# Extrait du texte:

+ + + + +

Dans les années 20, George Gershwin était en contact avec Maurice Ravel et Duke Ellington était féru de musique impressionniste française. Plus nous avançons dans l'histoire du jazz moderne, plus nous constatons le renforcement de cette relation avec la musique classique occidentale. La trajectoire de notre Julie Lamontagne est éloquente en ce sens.

«De l'enfance jusqu'à la fin de l'adolescence, raconte la pianiste, j'ai joué de la musique classique. J'ai étudié avec Yolande Gaudreau et Marc Durand. Ce dernier voulait me faire sauter mon cégep et m'inscrire directement à l'université. Mais... au fond de moi, je voulais prendre une autre direction. J'ai alors tout arrêté pour bifurquer vers le jazz. Ma manière de jouer s'est alors transformée radicalement. Je regardais jouer les jazzmen et les claviéristes pop, je les imitais, j'étais une éponge... jusqu'à ce que j'étudie auprès de Fred Hersch en 2006.»

Le musicien new-yorkais, il faut dire, est un des maîtres jazzmen de notre ère ayant intégré au jazz moderne la musique classique pour piano. Et lorsque Julie s'est présentée chez lui dans la Grosse Pomme...

+ + + + +

# Données disponibles:
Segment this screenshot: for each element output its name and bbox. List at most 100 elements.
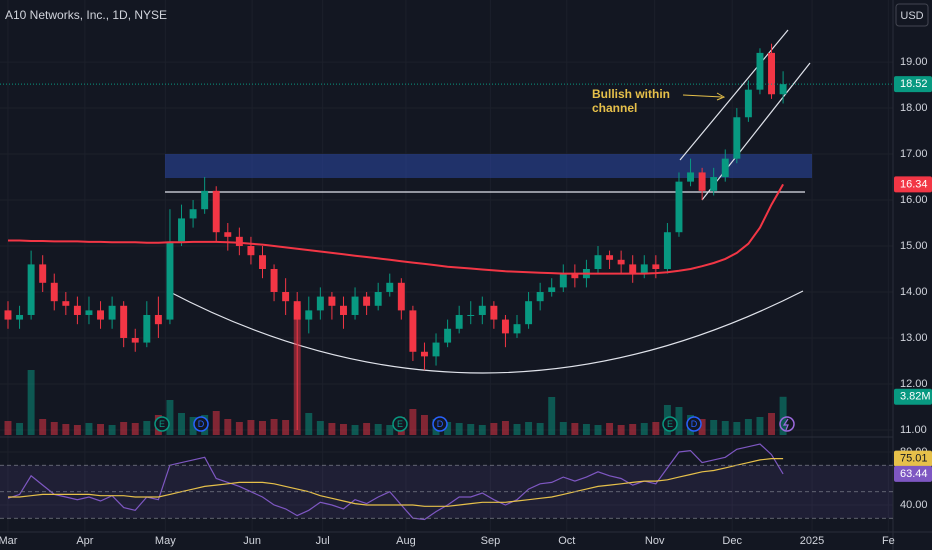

+ + + + +

Rédigez la suite du texte consacré à la pianiste Julie Lamontagne, en reprenant juste après sa dernière phrase.

«J'avais fermé ce tiroir jusqu'à ce qu'il me rappelle la pianiste classique que j'avais d'abord été. Il m'a dit Julie, sors tes partitions classiques, réétudie tout ça, fais la connexion. Je me souviens d'être sortie de chez lui en état de choc; il avait changé ma position, m'avait suggéré de travailler sur des oeuvres de Brahms... Il m'avait remise en question.»

Bien assez pour que cette idée de lier jazz et musique classique fasse son chemin.

«J'ai étudié le jeu de Fred, je l'ai observé sur vidéo, j'ai beaucoup appris en analysant ses albums. La jonction entre classique et le jazz, j'estime que c'est lui qui l'a poussée le plus loin - enfin parmi les musiciens que je connais. C'est si difficile d'avoir les deux! Et c'est aussi ce que je vise désormais.»

En 2007, Julie Lamontagne a créé une pièce inspirée du Concerto pour piano no 3 de Rachmaninov, ce qui a donné la pièce Rachmania. Lentement, le projet de faire un album entier de jazzifications classiques a pris forme. Aujourd'hui, cet Opusjazz qui vient d'être lancé (sous étiquette Justin Time) se décline en plusieurs adaptations que décrit sommairement la principale intéressée.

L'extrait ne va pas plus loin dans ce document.